Passage —
(begin)

Today, Lieberman is searching for more ways to cut middle class taxes, reform product liability laws, expand educational opportunities through charter schools and school choice, and with new legislation – The Federal Health Care Quality, Consumer Information and Protection Act (S. 795) – to improve the quality of health care.

Lieberman has cut through government red tape for tens of thousands of constituents. He enjoys staying in touch with the people of Connecticut, and has become known for his regular and popular diner stop visits across the state to get a taste of diners’ views along with a cup of coffee.

Lieberman was born in Stamford, Connecticut on February 24, 1942 and attended public schools there. He received his bachelor’s degree from Yale College in 1964 and his law degree from Yale Law School in 1967.

(end)

Exercise instructions —
#1 Recast the rows as a JSON list of strings, one string per row, starting at the first row and ending at the row containing "day-label: MAR 12 <box>1099 264", with both ends included and blank lines left out.
#2 Continue the passage about Lieberman from its last sentence.
The passage about Lieberman and the rows have no connection to each other.

Layout element rows —
(begin)

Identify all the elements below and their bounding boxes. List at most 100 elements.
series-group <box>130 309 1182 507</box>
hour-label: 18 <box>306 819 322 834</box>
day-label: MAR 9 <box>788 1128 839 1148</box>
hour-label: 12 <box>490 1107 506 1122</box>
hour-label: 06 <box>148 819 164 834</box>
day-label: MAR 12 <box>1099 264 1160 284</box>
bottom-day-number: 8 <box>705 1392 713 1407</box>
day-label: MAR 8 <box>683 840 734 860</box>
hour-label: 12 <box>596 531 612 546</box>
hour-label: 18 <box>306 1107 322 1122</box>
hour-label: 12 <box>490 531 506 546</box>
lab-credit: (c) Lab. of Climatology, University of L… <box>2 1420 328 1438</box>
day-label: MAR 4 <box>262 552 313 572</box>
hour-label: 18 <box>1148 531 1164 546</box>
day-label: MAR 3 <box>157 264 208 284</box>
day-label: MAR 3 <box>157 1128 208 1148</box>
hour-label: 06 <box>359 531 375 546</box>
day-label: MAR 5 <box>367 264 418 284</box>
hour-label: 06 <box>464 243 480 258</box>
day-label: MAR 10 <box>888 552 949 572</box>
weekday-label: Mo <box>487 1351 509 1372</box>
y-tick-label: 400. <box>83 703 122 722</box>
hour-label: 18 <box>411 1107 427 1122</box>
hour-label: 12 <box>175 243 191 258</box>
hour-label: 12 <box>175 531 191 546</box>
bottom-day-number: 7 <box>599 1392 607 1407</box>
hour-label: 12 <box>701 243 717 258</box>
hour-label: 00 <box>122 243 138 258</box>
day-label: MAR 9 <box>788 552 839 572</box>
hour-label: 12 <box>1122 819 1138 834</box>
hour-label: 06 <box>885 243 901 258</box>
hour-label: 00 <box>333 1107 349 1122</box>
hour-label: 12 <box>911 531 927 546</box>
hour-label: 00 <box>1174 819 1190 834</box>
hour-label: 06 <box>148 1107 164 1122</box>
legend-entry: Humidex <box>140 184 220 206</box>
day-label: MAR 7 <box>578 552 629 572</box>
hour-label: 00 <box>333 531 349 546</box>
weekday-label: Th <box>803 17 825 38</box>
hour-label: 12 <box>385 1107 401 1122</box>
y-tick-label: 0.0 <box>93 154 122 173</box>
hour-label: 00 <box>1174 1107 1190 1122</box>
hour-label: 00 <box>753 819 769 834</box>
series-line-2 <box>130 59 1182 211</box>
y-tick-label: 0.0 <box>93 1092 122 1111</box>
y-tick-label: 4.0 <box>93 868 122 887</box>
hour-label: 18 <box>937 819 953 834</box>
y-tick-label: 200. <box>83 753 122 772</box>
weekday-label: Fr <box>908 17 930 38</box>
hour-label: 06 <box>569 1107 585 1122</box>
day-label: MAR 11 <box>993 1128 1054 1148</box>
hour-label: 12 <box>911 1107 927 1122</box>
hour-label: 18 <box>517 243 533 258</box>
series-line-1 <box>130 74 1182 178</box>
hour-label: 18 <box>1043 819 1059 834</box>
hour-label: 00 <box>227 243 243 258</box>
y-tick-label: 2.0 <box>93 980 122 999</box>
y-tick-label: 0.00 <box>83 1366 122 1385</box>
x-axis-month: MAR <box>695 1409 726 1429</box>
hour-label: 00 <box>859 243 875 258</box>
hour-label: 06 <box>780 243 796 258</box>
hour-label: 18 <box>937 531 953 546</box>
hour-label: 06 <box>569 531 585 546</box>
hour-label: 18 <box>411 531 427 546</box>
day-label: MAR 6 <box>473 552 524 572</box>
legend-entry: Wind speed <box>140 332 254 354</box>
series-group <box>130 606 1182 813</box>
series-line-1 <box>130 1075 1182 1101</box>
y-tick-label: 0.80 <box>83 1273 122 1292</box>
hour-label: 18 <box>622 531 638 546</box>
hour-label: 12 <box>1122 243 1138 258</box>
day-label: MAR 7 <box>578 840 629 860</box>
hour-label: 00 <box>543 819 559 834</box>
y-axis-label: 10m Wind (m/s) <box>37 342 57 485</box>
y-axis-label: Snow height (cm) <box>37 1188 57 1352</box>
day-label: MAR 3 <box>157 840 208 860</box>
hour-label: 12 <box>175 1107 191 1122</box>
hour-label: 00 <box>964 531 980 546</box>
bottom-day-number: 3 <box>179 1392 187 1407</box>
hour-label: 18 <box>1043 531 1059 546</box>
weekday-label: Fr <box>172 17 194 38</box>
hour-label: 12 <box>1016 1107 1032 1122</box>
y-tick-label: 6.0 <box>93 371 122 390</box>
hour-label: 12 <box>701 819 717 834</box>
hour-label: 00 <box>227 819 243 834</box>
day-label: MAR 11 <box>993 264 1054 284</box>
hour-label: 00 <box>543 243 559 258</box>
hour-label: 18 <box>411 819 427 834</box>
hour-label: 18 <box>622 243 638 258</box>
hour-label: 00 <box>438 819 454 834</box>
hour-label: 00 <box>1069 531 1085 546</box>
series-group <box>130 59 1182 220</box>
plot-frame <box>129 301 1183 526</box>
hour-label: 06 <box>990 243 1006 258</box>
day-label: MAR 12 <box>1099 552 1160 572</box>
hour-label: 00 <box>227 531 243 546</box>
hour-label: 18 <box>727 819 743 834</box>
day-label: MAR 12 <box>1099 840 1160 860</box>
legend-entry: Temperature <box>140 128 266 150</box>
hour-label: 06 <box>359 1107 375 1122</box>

(end)

Answers to the problems —
#1
[
  "Identify all the elements below and their bounding boxes. List at most 100 elements.",
  "series-group <box>130 309 1182 507</box>",
  "hour-label: 18 <box>306 819 322 834</box>",
  "day-label: MAR 9 <box>788 1128 839 1148</box>",
  "hour-label: 12 <box>490 1107 506 1122</box>",
  "hour-label: 06 <box>148 819 164 834</box>",
  "day-label: MAR 12 <box>1099 264 1160 284</box>"
]

#2
Lieberman was elected to the Connecticut State Senate in 1970 and served there for 10 years, including the last 6 as Majority Leader. From 1982 to 1988, he served as Connecticut’s 21st Attorney General. He is the author of five books: The Power Broker(1966), a biography of the late Democratic Party chairman, John M. Bailey; The Scorpion and the Tarantula (1970), a study of early efforts to control nuclear proliferation; The Legacy (1981), a history of Connecticut politics from 1930-1980,Child Support in America (1986), a guidebook on methods to increase the collection of child support from delinquent fathers, and his latest book, In Praise of Public Life (2000).

In the U.S. Senate, Lieberman became the Ranking Democratic Member of the Governmental Affairs Committee in January 1999. He is a member of the powerful Armed Services Committee, the Environment and Public Works Committee, and the Small Business Committee. Since 1995, he has been Chairman of the Democratic Leadership Council.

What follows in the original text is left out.